- [TEXT EXCERPT]:

/---

The great thing about the manifold at the middle is that if I turned all 3 valves open full-bore, I would have water shooting into my driveway, and my neighbors yard by the sprinkler at the street. When it's set up like this, I'll open it enough to where I can cover the parkway, and the front of the yard. It would be so much easier if I had a square or rectangular yard, but I don't. Think "house in a cul-de-sac, except I'm in a curve on the road.

When I'm done watering that portion of the yard, I move the sprinkler on the street into the middle 1/3 of the yard, change the throw to 360°, and move the other two another 20', to cover the other 1/3.

If you love ok at the pictures of my yard renovation, I've got some panoramic photos that should make it clear. Sorry for the long winded explanation, but I'd thought it would be best to show the flexibility of the sprinklers and the placement strategy that I use so you can see if it might work for you. Believe me, if I had a yard where set it and forget it system like the one previously posted would work, I'd have purchased it 😉


----------



## FlyMike (Aug 27, 2017)

I have 2 hose timers. One is a Melnor 4 zone timer



And the other is a Orbit 2 zone timer



I like them both, but if I had to do it over again I might get a 4 zone version of Orbit timer instead of the 4 zone Melnor I have.

For sprinklers I have 1 oscillating that covers a rectangle section of my side yard, a pop up that I made to cover the rest of the side yard which is kind of pie shaped. These are both connected to the 2 zone Orbit timer

On the front yard I have 2 home made pop up sprinklers and a Orbit gear drive sprinkler. Each are connected to the 4 zone Melnor timer.

I made my sprinklers with a sprinkler spike, small riser, and a pop up sprinkler that are used for in ground systems. Each one cost less than $10 for me to make simply by screwing the pieces together. With those hooked up to the hose timers, it's kind of like a poor man's irrigation system and I'm pleased with it so far.


----------



## ericgautier (Apr 22, 2017)

Look into building a few of these...

\---

- [SUPPLIED RECORDS]:
/---

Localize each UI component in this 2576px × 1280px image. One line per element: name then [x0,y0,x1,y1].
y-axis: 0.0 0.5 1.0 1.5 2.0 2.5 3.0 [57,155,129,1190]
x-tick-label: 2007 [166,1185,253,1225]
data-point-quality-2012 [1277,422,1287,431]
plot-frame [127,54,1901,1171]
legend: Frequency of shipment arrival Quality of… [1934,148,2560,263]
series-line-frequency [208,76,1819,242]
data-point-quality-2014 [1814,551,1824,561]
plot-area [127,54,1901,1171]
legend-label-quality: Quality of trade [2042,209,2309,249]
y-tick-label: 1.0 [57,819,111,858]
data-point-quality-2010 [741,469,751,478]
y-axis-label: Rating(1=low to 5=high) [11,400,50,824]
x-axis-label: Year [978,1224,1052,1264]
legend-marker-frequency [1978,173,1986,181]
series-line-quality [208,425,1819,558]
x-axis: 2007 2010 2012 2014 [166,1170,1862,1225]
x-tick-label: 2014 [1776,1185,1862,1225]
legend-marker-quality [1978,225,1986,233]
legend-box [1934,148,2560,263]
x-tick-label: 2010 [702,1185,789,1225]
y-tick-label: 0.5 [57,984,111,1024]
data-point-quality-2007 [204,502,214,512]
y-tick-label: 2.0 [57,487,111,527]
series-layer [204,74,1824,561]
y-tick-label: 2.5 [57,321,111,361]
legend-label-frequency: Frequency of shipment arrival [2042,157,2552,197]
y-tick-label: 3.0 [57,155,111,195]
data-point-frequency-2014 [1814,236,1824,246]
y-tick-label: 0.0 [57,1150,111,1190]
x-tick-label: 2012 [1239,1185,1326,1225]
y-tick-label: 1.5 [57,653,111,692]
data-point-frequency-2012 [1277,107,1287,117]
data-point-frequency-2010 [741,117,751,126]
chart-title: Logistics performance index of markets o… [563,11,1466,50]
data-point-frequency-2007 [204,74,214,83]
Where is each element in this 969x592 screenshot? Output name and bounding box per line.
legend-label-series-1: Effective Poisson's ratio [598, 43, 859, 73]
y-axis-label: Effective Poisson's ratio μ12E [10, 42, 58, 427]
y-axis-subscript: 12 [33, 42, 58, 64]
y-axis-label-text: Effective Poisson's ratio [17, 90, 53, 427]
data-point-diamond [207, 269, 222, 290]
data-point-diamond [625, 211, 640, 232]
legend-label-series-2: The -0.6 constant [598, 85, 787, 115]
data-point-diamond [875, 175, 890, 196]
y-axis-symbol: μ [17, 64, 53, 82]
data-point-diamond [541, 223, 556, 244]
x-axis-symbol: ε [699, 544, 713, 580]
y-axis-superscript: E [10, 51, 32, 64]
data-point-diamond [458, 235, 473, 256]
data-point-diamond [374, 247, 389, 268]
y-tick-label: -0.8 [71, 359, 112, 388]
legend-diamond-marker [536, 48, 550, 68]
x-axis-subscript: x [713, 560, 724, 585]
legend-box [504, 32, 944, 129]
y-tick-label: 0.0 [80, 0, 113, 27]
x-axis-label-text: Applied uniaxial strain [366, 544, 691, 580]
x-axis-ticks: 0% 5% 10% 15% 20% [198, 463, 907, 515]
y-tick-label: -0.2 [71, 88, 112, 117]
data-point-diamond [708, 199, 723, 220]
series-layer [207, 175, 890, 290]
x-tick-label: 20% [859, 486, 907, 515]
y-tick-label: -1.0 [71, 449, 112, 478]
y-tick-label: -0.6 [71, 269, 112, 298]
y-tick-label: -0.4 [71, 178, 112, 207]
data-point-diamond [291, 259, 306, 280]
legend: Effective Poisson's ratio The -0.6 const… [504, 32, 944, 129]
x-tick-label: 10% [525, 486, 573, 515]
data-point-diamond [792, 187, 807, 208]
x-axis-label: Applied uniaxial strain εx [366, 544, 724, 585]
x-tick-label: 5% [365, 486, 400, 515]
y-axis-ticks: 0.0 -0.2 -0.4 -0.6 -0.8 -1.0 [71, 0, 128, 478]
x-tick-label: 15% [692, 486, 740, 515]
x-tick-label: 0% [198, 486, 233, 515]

\---

- [SHORT TASK]: Write what comes next in the forum thread on yard sprinklers and hose timers, starting right after its final sentence.

- [OUTPUT OF THE TASK]:
http://www.organiclawndiy.com/2012/07/how-to-mount-rotor-sprinkler-on-spike.html

:thumbup:

Check out gregonfire's 2017 TTTF/KBG Renovation for some pictures on his setup. You should be able to daisy chain 2-3 without any issues.


----------



## Colonel K0rn (Jul 4, 2017)

I went to Lowe's today for an unrelated item I needed to pick up, and a leaky hose that I had to return. Turns out the new 100' NeverKink doesn't have a good crimp on the female end, and even with a new gasket, it would still leak. Two of my old NeverKink's have brass fittings, and one of them has an aluminum. I prefer the brass. It's going to be a moot point when I get my Eley reel, but that's another thing altogether.

I picked up a cut-off riser and a 180° spray head, and I had a zinc spike from an old impact sprinkler. I fabbed it up, and put that out in the parkway, and wanted to see what kind of coverage I would get with it. I like it so far, but on the long parkway, it's kind of a stretch to cover everything, but by my mailbox, I won't have any problem.


I connected my pressure gauge at the manifold, and I have 52 psi(same at the spigot). I measured the pressure drop with all 3 of the Orbit Gear drives running, and how much the pressure drop is for each head. You'll see the mess of hoses in the middle of the driveway in a pic down below; that's where the manifold is at.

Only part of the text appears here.